GIVEN EXERCISE –
Below are some records; retype all of them exactly.

INFORMATION SHOWN –
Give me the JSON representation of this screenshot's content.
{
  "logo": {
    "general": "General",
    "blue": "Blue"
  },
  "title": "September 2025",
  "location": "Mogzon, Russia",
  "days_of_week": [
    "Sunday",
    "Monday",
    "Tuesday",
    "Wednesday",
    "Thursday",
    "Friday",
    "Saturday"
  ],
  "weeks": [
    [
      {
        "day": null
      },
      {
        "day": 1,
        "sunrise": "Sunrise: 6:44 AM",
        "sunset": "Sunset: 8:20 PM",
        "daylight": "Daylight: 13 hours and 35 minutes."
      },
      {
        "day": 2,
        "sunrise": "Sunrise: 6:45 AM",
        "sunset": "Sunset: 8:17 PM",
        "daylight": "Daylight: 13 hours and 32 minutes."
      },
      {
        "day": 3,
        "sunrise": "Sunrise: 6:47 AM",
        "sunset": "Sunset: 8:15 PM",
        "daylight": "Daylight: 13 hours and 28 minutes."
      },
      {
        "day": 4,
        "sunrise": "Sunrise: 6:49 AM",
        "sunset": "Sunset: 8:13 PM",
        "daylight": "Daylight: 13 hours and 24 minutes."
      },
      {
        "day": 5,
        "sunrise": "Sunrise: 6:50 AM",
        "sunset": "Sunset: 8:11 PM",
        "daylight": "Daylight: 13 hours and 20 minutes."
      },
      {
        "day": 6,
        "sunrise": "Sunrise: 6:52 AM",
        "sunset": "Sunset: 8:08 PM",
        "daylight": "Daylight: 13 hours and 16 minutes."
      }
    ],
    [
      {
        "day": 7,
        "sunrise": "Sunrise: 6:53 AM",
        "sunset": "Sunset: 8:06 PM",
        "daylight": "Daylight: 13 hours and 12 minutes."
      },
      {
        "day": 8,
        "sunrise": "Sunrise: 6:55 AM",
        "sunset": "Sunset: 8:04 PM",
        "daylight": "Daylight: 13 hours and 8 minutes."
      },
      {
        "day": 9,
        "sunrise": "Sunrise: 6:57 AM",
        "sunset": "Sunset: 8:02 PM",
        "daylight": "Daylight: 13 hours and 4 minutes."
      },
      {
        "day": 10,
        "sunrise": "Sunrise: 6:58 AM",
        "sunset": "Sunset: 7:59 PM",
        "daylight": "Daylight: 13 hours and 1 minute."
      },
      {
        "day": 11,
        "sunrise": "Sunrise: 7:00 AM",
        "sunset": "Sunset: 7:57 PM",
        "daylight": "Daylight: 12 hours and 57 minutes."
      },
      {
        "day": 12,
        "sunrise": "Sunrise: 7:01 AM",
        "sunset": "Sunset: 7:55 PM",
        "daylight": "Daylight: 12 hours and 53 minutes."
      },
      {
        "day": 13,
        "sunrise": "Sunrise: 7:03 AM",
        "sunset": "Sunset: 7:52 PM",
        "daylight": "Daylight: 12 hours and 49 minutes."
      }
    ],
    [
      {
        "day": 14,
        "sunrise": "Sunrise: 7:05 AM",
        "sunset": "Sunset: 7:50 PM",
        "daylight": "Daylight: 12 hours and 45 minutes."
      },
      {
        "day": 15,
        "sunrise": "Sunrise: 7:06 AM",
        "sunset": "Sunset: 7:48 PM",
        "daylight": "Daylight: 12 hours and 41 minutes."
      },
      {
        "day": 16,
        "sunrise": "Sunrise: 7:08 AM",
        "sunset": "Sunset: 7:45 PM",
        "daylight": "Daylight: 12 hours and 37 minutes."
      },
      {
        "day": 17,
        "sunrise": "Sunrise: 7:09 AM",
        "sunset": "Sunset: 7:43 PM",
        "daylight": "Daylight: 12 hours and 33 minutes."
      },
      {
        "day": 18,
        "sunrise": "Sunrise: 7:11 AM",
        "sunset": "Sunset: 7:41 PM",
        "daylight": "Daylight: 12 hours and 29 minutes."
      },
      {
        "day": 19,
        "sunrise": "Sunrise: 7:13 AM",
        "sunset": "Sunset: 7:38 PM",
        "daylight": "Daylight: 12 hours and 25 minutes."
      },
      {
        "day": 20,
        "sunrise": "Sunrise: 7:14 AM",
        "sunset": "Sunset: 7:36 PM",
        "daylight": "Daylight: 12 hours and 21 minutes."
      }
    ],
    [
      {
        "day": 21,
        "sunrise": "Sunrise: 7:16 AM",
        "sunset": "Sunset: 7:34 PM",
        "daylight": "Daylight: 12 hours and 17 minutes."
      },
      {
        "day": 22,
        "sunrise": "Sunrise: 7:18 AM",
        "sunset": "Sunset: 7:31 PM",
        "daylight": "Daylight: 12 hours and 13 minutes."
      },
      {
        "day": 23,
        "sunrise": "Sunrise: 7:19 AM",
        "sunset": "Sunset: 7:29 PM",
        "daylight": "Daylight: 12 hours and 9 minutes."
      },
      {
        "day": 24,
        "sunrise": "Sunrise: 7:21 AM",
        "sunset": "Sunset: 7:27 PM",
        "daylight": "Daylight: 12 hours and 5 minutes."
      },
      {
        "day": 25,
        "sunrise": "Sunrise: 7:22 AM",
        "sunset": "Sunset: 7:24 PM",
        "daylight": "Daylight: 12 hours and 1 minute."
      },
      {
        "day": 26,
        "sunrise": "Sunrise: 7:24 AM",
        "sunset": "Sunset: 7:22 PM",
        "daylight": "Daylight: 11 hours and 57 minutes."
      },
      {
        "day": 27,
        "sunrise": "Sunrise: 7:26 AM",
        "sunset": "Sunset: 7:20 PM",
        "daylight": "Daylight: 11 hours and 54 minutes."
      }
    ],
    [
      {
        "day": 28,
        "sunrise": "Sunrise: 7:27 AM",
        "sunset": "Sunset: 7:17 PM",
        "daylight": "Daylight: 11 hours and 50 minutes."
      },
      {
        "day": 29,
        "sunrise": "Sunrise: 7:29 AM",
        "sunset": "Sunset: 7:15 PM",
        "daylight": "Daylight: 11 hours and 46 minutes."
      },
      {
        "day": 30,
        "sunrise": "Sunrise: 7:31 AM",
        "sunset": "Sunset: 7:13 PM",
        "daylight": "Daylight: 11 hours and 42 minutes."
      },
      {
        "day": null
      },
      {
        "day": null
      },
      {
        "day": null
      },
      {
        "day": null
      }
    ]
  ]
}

REPLY TO THE TASK –
Give me the JSON representation of this screenshot's content.
{
  "logo": {
    "general": "General",
    "blue": "Blue"
  },
  "title": "September 2025",
  "location": "Mogzon, Russia",
  "days_of_week": [
    "Sunday",
    "Monday",
    "Tuesday",
    "Wednesday",
    "Thursday",
    "Friday",
    "Saturday"
  ],
  "weeks": [
    [
      {
        "day": null
      },
      {
        "day": 1,
        "sunrise": "Sunrise: 6:44 AM",
        "sunset": "Sunset: 8:20 PM",
        "daylight": "Daylight: 13 hours and 35 minutes."
      },
      {
        "day": 2,
        "sunrise": "Sunrise: 6:45 AM",
        "sunset": "Sunset: 8:17 PM",
        "daylight": "Daylight: 13 hours and 32 minutes."
      },
      {
        "day": 3,
        "sunrise": "Sunrise: 6:47 AM",
        "sunset": "Sunset: 8:15 PM",
        "daylight": "Daylight: 13 hours and 28 minutes."
      },
      {
        "day": 4,
        "sunrise": "Sunrise: 6:49 AM",
        "sunset": "Sunset: 8:13 PM",
        "daylight": "Daylight: 13 hours and 24 minutes."
      },
      {
        "day": 5,
        "sunrise": "Sunrise: 6:50 AM",
        "sunset": "Sunset: 8:11 PM",
        "daylight": "Daylight: 13 hours and 20 minutes."
      },
      {
        "day": 6,
        "sunrise": "Sunrise: 6:52 AM",
        "sunset": "Sunset: 8:08 PM",
        "daylight": "Daylight: 13 hours and 16 minutes."
      }
    ],
    [
      {
        "day": 7,
        "sunrise": "Sunrise: 6:53 AM",
        "sunset": "Sunset: 8:06 PM",
        "daylight": "Daylight: 13 hours and 12 minutes."
      },
      {
        "day": 8,
        "sunrise": "Sunrise: 6:55 AM",
        "sunset": "Sunset: 8:04 PM",
        "daylight": "Daylight: 13 hours and 8 minutes."
      },
      {
        "day": 9,
        "sunrise": "Sunrise: 6:57 AM",
        "sunset": "Sunset: 8:02 PM",
        "daylight": "Daylight: 13 hours and 4 minutes."
      },
      {
        "day": 10,
        "sunrise": "Sunrise: 6:58 AM",
        "sunset": "Sunset: 7:59 PM",
        "daylight": "Daylight: 13 hours and 1 minute."
      },
      {
        "day": 11,
        "sunrise": "Sunrise: 7:00 AM",
        "sunset": "Sunset: 7:57 PM",
        "daylight": "Daylight: 12 hours and 57 minutes."
      },
      {
        "day": 12,
        "sunrise": "Sunrise: 7:01 AM",
        "sunset": "Sunset: 7:55 PM",
        "daylight": "Daylight: 12 hours and 53 minutes."
      },
      {
        "day": 13,
        "sunrise": "Sunrise: 7:03 AM",
        "sunset": "Sunset: 7:52 PM",
        "daylight": "Daylight: 12 hours and 49 minutes."
      }
    ],
    [
      {
        "day": 14,
        "sunrise": "Sunrise: 7:05 AM",
        "sunset": "Sunset: 7:50 PM",
        "daylight": "Daylight: 12 hours and 45 minutes."
      },
      {
        "day": 15,
        "sunrise": "Sunrise: 7:06 AM",
        "sunset": "Sunset: 7:48 PM",
        "daylight": "Daylight: 12 hours and 41 minutes."
      },
      {
        "day": 16,
        "sunrise": "Sunrise: 7:08 AM",
        "sunset": "Sunset: 7:45 PM",
        "daylight": "Daylight: 12 hours and 37 minutes."
      },
      {
        "day": 17,
        "sunrise": "Sunrise: 7:09 AM",
        "sunset": "Sunset: 7:43 PM",
        "daylight": "Daylight: 12 hours and 33 minutes."
      },
      {
        "day": 18,
        "sunrise": "Sunrise: 7:11 AM",
        "sunset": "Sunset: 7:41 PM",
        "daylight": "Daylight: 12 hours and 29 minutes."
      },
      {
        "day": 19,
        "sunrise": "Sunrise: 7:13 AM",
        "sunset": "Sunset: 7:38 PM",
        "daylight": "Daylight: 12 hours and 25 minutes."
      },
      {
        "day": 20,
        "sunrise": "Sunrise: 7:14 AM",
        "sunset": "Sunset: 7:36 PM",
        "daylight": "Daylight: 12 hours and 21 minutes."
      }
    ],
    [
      {
        "day": 21,
        "sunrise": "Sunrise: 7:16 AM",
        "sunset": "Sunset: 7:34 PM",
        "daylight": "Daylight: 12 hours and 17 minutes."
      },
      {
        "day": 22,
        "sunrise": "Sunrise: 7:18 AM",
        "sunset": "Sunset: 7:31 PM",
        "daylight": "Daylight: 12 hours and 13 minutes."
      },
      {
        "day": 23,
        "sunrise": "Sunrise: 7:19 AM",
        "sunset": "Sunset: 7:29 PM",
        "daylight": "Daylight: 12 hours and 9 minutes."
      },
      {
        "day": 24,
        "sunrise": "Sunrise: 7:21 AM",
        "sunset": "Sunset: 7:27 PM",
        "daylight": "Daylight: 12 hours and 5 minutes."
      },
      {
        "day": 25,
        "sunrise": "Sunrise: 7:22 AM",
        "sunset": "Sunset: 7:24 PM",
        "daylight": "Daylight: 12 hours and 1 minute."
      },
      {
        "day": 26,
        "sunrise": "Sunrise: 7:24 AM",
        "sunset": "Sunset: 7:22 PM",
        "daylight": "Daylight: 11 hours and 57 minutes."
      },
      {
        "day": 27,
        "sunrise": "Sunrise: 7:26 AM",
        "sunset": "Sunset: 7:20 PM",
        "daylight": "Daylight: 11 hours and 54 minutes."
      }
    ],
    [
      {
        "day": 28,
        "sunrise": "Sunrise: 7:27 AM",
        "sunset": "Sunset: 7:17 PM",
        "daylight": "Daylight: 11 hours and 50 minutes."
      },
      {
        "day": 29,
        "sunrise": "Sunrise: 7:29 AM",
        "sunset": "Sunset: 7:15 PM",
        "daylight": "Daylight: 11 hours and 46 minutes."
      },
      {
        "day": 30,
        "sunrise": "Sunrise: 7:31 AM",
        "sunset": "Sunset: 7:13 PM",
        "daylight": "Daylight: 11 hours and 42 minutes."
      },
      {
        "day": null
      },
      {
        "day": null
      },
      {
        "day": null
      },
      {
        "day": null
      }
    ]
  ]
}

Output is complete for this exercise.